Task prompt
Pull out every line below holding the word "JSON".

Dataset
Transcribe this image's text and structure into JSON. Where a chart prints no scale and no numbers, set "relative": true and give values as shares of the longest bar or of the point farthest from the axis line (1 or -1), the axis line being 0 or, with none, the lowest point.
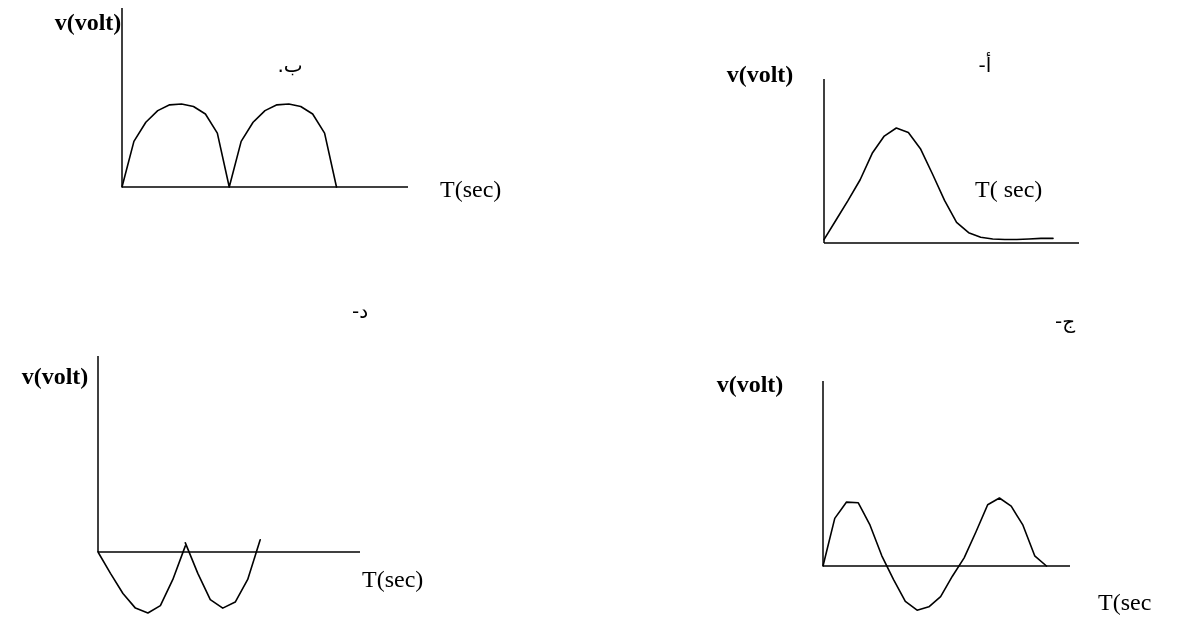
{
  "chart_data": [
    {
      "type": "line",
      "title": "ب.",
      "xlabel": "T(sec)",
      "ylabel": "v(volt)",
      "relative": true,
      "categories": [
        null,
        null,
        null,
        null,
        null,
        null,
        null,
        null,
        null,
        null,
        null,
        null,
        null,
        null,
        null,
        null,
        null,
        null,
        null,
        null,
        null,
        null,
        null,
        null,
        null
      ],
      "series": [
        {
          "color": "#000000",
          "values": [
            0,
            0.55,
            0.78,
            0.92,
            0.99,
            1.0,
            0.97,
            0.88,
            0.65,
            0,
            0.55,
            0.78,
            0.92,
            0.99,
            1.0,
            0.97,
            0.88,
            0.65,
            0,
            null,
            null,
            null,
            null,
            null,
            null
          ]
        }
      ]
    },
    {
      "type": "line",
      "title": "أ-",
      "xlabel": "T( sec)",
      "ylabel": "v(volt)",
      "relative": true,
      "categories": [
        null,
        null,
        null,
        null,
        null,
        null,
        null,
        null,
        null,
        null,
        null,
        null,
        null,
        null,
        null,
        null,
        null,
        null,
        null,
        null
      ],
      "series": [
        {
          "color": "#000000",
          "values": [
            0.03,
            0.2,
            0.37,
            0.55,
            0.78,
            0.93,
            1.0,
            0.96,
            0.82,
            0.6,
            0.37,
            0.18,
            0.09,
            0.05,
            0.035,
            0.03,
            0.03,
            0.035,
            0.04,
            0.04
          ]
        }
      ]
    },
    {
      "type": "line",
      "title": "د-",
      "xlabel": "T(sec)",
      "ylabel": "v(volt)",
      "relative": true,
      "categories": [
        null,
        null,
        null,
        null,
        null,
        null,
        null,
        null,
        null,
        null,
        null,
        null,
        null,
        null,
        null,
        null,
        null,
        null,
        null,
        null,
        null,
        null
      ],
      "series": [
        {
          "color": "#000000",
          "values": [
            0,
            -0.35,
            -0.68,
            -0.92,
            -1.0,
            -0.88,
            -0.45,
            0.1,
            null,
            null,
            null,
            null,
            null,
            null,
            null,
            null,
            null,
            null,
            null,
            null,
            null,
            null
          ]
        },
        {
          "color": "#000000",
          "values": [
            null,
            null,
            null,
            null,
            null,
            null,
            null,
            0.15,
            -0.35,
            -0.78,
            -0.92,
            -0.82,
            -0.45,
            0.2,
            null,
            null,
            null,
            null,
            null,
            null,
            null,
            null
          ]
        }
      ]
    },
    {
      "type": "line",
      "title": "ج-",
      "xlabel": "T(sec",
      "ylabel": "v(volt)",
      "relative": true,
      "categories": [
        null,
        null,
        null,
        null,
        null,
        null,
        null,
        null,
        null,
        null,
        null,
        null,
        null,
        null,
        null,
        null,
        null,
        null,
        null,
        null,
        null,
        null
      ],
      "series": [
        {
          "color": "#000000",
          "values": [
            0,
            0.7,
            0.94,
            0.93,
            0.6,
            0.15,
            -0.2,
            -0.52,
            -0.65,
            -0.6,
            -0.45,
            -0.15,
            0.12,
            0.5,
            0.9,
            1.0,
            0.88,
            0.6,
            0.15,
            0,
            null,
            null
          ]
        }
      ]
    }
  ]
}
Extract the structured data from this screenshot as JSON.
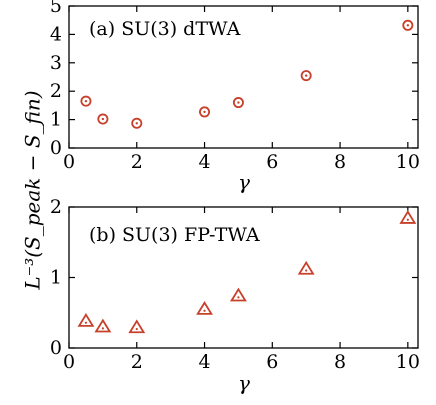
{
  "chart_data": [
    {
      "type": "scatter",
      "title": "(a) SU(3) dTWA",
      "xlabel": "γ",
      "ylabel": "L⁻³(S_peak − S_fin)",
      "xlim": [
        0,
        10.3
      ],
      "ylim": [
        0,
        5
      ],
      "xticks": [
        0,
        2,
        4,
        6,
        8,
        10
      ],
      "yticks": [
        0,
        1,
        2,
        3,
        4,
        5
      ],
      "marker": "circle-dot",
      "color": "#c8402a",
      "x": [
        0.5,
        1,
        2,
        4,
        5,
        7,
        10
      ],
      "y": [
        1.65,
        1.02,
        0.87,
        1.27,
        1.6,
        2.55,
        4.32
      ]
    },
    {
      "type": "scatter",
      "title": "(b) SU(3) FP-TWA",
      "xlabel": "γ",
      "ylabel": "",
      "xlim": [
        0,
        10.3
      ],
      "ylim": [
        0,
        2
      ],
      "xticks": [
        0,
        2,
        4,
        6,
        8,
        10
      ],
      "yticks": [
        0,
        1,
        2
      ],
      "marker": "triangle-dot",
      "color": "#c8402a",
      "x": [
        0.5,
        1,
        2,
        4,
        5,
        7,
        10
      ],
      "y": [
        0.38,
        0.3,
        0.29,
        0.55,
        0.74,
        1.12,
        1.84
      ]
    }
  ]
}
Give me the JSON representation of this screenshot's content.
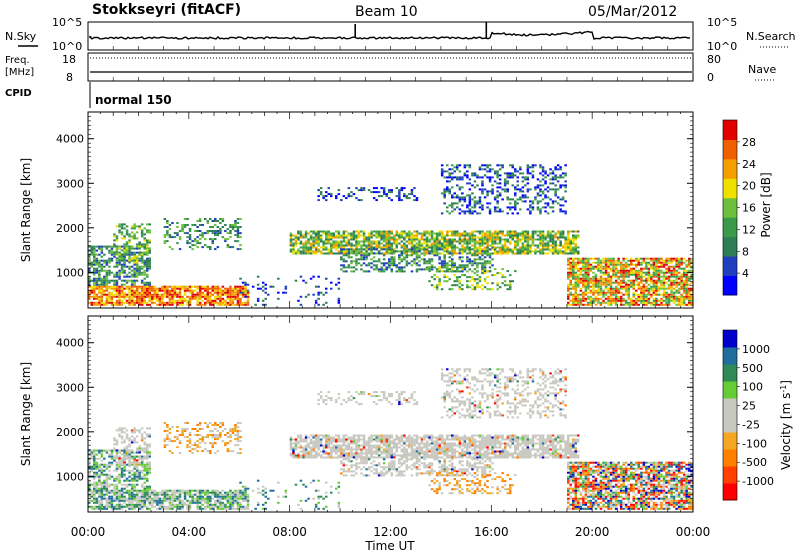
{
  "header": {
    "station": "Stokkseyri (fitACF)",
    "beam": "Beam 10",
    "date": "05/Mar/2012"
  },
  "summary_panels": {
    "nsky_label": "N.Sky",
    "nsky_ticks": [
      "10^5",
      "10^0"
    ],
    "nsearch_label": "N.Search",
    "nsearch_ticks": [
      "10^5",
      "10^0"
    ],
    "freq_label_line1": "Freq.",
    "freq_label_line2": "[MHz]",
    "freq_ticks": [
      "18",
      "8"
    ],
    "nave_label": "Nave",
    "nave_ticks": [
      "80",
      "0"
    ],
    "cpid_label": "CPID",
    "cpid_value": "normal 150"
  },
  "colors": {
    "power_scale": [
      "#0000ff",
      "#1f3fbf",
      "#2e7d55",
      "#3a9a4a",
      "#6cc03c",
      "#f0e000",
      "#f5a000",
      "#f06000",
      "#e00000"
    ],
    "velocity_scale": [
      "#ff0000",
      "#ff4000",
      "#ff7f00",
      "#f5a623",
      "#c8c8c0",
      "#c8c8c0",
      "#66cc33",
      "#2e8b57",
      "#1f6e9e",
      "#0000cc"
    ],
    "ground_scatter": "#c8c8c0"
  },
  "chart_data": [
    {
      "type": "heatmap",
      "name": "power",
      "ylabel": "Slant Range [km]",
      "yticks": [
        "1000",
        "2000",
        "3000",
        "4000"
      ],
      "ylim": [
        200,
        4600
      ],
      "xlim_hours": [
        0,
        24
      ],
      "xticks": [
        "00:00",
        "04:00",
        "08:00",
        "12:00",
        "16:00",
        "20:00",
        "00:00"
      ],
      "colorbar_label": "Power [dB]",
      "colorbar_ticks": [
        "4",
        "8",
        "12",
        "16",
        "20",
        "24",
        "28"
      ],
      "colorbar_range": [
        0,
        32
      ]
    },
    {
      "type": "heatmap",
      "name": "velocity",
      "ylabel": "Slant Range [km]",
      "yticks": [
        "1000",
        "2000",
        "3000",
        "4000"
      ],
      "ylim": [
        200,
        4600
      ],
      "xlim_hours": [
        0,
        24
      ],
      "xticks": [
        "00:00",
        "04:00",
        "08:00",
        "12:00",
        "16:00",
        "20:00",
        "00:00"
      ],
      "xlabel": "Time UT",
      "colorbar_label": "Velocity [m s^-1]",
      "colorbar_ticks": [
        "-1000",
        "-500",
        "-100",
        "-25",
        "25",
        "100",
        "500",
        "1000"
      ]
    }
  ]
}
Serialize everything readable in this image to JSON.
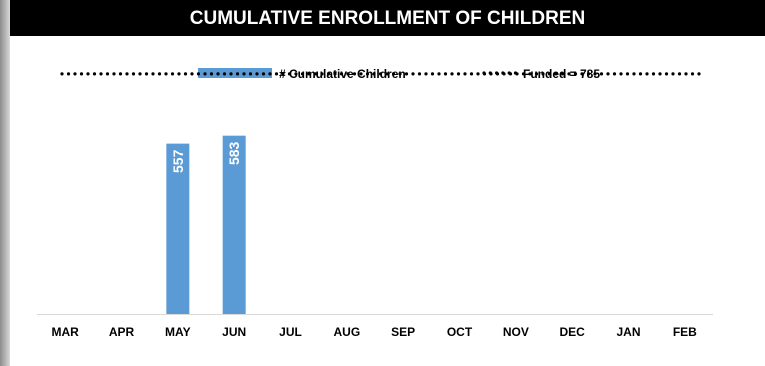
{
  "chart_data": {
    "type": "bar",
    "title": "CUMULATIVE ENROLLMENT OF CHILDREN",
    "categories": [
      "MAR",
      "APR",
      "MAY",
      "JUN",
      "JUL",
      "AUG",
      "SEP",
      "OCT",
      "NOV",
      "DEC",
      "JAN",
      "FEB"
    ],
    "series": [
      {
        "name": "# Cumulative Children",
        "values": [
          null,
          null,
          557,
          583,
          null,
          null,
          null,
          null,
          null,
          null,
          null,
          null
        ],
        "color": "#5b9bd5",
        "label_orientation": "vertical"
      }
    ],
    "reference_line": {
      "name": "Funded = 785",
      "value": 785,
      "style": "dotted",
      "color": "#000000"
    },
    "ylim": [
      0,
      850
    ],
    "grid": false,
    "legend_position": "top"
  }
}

Task response
Transcribe this image's text and structure into JSON. Where a chart prints no scale and no numbers, set "relative": true and give values as shares of the longest bar or of the point farthest from the axis line (1 or -1), the axis line being 0 or, with none, the lowest point.
Extract the structured data from this screenshot as JSON.
Give me the JSON representation of this screenshot's content.
Serialize everything readable in this image to JSON.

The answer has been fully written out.